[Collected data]
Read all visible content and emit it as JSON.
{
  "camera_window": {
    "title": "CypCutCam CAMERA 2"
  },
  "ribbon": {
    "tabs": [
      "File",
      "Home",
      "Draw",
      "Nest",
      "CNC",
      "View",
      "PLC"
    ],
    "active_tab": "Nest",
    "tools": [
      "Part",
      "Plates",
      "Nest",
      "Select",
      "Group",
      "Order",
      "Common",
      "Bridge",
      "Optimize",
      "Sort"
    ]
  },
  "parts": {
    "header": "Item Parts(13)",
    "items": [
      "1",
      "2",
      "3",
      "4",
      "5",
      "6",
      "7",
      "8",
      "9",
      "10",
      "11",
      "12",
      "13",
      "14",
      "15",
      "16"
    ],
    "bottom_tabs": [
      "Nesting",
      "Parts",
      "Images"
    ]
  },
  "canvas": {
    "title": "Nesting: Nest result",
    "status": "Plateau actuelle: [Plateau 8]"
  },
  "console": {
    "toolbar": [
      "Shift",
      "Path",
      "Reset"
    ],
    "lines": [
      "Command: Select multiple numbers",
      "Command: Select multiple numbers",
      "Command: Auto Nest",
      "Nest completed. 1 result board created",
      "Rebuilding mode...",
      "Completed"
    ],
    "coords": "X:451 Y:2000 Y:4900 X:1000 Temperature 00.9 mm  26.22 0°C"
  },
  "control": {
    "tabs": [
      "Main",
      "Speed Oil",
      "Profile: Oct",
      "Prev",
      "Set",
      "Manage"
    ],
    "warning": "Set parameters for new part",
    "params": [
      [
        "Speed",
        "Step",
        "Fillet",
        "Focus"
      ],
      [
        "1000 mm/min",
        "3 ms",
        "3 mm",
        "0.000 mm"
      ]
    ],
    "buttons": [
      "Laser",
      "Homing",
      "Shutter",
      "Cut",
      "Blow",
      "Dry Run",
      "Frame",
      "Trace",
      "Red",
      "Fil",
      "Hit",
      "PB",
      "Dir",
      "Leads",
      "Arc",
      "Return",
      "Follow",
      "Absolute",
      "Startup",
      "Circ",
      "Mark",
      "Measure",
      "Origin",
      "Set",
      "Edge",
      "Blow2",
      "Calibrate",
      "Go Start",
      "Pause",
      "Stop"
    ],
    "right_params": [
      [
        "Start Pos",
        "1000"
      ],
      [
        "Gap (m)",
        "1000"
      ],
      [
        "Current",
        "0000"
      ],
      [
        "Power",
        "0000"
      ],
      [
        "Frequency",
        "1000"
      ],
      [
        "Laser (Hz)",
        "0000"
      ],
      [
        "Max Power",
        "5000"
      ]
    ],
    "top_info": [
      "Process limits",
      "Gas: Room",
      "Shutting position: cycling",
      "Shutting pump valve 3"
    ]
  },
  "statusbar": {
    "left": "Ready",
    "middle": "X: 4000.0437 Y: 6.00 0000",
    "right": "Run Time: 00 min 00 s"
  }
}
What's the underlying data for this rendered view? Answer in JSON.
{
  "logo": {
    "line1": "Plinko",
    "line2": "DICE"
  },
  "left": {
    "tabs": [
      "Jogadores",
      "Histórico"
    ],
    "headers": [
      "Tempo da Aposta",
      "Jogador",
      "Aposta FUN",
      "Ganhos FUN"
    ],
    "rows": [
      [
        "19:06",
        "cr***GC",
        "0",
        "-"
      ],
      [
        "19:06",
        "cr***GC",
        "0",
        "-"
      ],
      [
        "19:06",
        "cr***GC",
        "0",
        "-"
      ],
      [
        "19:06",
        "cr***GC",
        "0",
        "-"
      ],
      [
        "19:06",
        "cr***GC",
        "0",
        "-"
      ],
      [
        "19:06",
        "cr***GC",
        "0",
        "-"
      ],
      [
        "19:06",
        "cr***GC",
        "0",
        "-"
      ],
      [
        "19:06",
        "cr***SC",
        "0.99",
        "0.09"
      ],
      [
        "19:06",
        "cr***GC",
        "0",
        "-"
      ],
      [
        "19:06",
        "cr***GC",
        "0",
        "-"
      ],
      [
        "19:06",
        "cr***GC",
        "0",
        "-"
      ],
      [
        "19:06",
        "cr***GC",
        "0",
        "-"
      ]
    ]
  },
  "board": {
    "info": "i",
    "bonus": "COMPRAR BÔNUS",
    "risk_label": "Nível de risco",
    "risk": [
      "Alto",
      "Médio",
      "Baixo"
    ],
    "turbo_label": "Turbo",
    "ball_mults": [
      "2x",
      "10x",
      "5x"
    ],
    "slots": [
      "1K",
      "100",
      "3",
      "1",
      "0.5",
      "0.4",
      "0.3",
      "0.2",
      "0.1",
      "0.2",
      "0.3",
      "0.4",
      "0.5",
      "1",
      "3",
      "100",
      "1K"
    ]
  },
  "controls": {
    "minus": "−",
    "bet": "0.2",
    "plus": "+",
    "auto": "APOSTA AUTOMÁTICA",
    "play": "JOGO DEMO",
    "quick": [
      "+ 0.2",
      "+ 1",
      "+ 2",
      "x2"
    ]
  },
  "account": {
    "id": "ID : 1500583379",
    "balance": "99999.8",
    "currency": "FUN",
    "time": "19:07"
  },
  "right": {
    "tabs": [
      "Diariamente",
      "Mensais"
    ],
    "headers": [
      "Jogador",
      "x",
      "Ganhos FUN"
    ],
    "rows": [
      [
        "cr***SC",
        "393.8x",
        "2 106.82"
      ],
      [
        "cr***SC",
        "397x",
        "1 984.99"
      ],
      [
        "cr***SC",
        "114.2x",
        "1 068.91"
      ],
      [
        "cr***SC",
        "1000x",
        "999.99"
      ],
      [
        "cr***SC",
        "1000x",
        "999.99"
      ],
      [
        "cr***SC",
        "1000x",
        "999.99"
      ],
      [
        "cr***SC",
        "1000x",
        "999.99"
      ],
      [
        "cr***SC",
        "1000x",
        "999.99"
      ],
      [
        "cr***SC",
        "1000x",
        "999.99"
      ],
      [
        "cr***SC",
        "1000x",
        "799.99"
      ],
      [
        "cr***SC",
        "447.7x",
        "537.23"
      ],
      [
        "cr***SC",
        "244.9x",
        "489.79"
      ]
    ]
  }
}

WHAT YOU HAVE TO DO:
Every record should be repeated exactly; please leave none out.

CORRECT ANSWER:
Read all visible content and emit it as JSON.
{
  "camera_window": {
    "title": "CypCutCam CAMERA 2"
  },
  "ribbon": {
    "tabs": [
      "File",
      "Home",
      "Draw",
      "Nest",
      "CNC",
      "View",
      "PLC"
    ],
    "active_tab": "Nest",
    "tools": [
      "Part",
      "Plates",
      "Nest",
      "Select",
      "Group",
      "Order",
      "Common",
      "Bridge",
      "Optimize",
      "Sort"
    ]
  },
  "parts": {
    "header": "Item Parts(13)",
    "items": [
      "1",
      "2",
      "3",
      "4",
      "5",
      "6",
      "7",
      "8",
      "9",
      "10",
      "11",
      "12",
      "13",
      "14",
      "15",
      "16"
    ],
    "bottom_tabs": [
      "Nesting",
      "Parts",
      "Images"
    ]
  },
  "canvas": {
    "title": "Nesting: Nest result",
    "status": "Plateau actuelle: [Plateau 8]"
  },
  "console": {
    "toolbar": [
      "Shift",
      "Path",
      "Reset"
    ],
    "lines": [
      "Command: Select multiple numbers",
      "Command: Select multiple numbers",
      "Command: Auto Nest",
      "Nest completed. 1 result board created",
      "Rebuilding mode...",
      "Completed"
    ],
    "coords": "X:451 Y:2000 Y:4900 X:1000 Temperature 00.9 mm  26.22 0°C"
  },
  "control": {
    "tabs": [
      "Main",
      "Speed Oil",
      "Profile: Oct",
      "Prev",
      "Set",
      "Manage"
    ],
    "warning": "Set parameters for new part",
    "params": [
      [
        "Speed",
        "Step",
        "Fillet",
        "Focus"
      ],
      [
        "1000 mm/min",
        "3 ms",
        "3 mm",
        "0.000 mm"
      ]
    ],
    "buttons": [
      "Laser",
      "Homing",
      "Shutter",
      "Cut",
      "Blow",
      "Dry Run",
      "Frame",
      "Trace",
      "Red",
      "Fil",
      "Hit",
      "PB",
      "Dir",
      "Leads",
      "Arc",
      "Return",
      "Follow",
      "Absolute",
      "Startup",
      "Circ",
      "Mark",
      "Measure",
      "Origin",
      "Set",
      "Edge",
      "Blow2",
      "Calibrate",
      "Go Start",
      "Pause",
      "Stop"
    ],
    "right_params": [
      [
        "Start Pos",
        "1000"
      ],
      [
        "Gap (m)",
        "1000"
      ],
      [
        "Current",
        "0000"
      ],
      [
        "Power",
        "0000"
      ],
      [
        "Frequency",
        "1000"
      ],
      [
        "Laser (Hz)",
        "0000"
      ],
      [
        "Max Power",
        "5000"
      ]
    ],
    "top_info": [
      "Process limits",
      "Gas: Room",
      "Shutting position: cycling",
      "Shutting pump valve 3"
    ]
  },
  "statusbar": {
    "left": "Ready",
    "middle": "X: 4000.0437 Y: 6.00 0000",
    "right": "Run Time: 00 min 00 s"
  }
}
What's the underlying data for this rendered view? Answer in JSON.
{
  "logo": {
    "line1": "Plinko",
    "line2": "DICE"
  },
  "left": {
    "tabs": [
      "Jogadores",
      "Histórico"
    ],
    "headers": [
      "Tempo da Aposta",
      "Jogador",
      "Aposta FUN",
      "Ganhos FUN"
    ],
    "rows": [
      [
        "19:06",
        "cr***GC",
        "0",
        "-"
      ],
      [
        "19:06",
        "cr***GC",
        "0",
        "-"
      ],
      [
        "19:06",
        "cr***GC",
        "0",
        "-"
      ],
      [
        "19:06",
        "cr***GC",
        "0",
        "-"
      ],
      [
        "19:06",
        "cr***GC",
        "0",
        "-"
      ],
      [
        "19:06",
        "cr***GC",
        "0",
        "-"
      ],
      [
        "19:06",
        "cr***GC",
        "0",
        "-"
      ],
      [
        "19:06",
        "cr***SC",
        "0.99",
        "0.09"
      ],
      [
        "19:06",
        "cr***GC",
        "0",
        "-"
      ],
      [
        "19:06",
        "cr***GC",
        "0",
        "-"
      ],
      [
        "19:06",
        "cr***GC",
        "0",
        "-"
      ],
      [
        "19:06",
        "cr***GC",
        "0",
        "-"
      ]
    ]
  },
  "board": {
    "info": "i",
    "bonus": "COMPRAR BÔNUS",
    "risk_label": "Nível de risco",
    "risk": [
      "Alto",
      "Médio",
      "Baixo"
    ],
    "turbo_label": "Turbo",
    "ball_mults": [
      "2x",
      "10x",
      "5x"
    ],
    "slots": [
      "1K",
      "100",
      "3",
      "1",
      "0.5",
      "0.4",
      "0.3",
      "0.2",
      "0.1",
      "0.2",
      "0.3",
      "0.4",
      "0.5",
      "1",
      "3",
      "100",
      "1K"
    ]
  },
  "controls": {
    "minus": "−",
    "bet": "0.2",
    "plus": "+",
    "auto": "APOSTA AUTOMÁTICA",
    "play": "JOGO DEMO",
    "quick": [
      "+ 0.2",
      "+ 1",
      "+ 2",
      "x2"
    ]
  },
  "account": {
    "id": "ID : 1500583379",
    "balance": "99999.8",
    "currency": "FUN",
    "time": "19:07"
  },
  "right": {
    "tabs": [
      "Diariamente",
      "Mensais"
    ],
    "headers": [
      "Jogador",
      "x",
      "Ganhos FUN"
    ],
    "rows": [
      [
        "cr***SC",
        "393.8x",
        "2 106.82"
      ],
      [
        "cr***SC",
        "397x",
        "1 984.99"
      ],
      [
        "cr***SC",
        "114.2x",
        "1 068.91"
      ],
      [
        "cr***SC",
        "1000x",
        "999.99"
      ],
      [
        "cr***SC",
        "1000x",
        "999.99"
      ],
      [
        "cr***SC",
        "1000x",
        "999.99"
      ],
      [
        "cr***SC",
        "1000x",
        "999.99"
      ],
      [
        "cr***SC",
        "1000x",
        "999.99"
      ],
      [
        "cr***SC",
        "1000x",
        "999.99"
      ],
      [
        "cr***SC",
        "1000x",
        "799.99"
      ],
      [
        "cr***SC",
        "447.7x",
        "537.23"
      ],
      [
        "cr***SC",
        "244.9x",
        "489.79"
      ]
    ]
  }
}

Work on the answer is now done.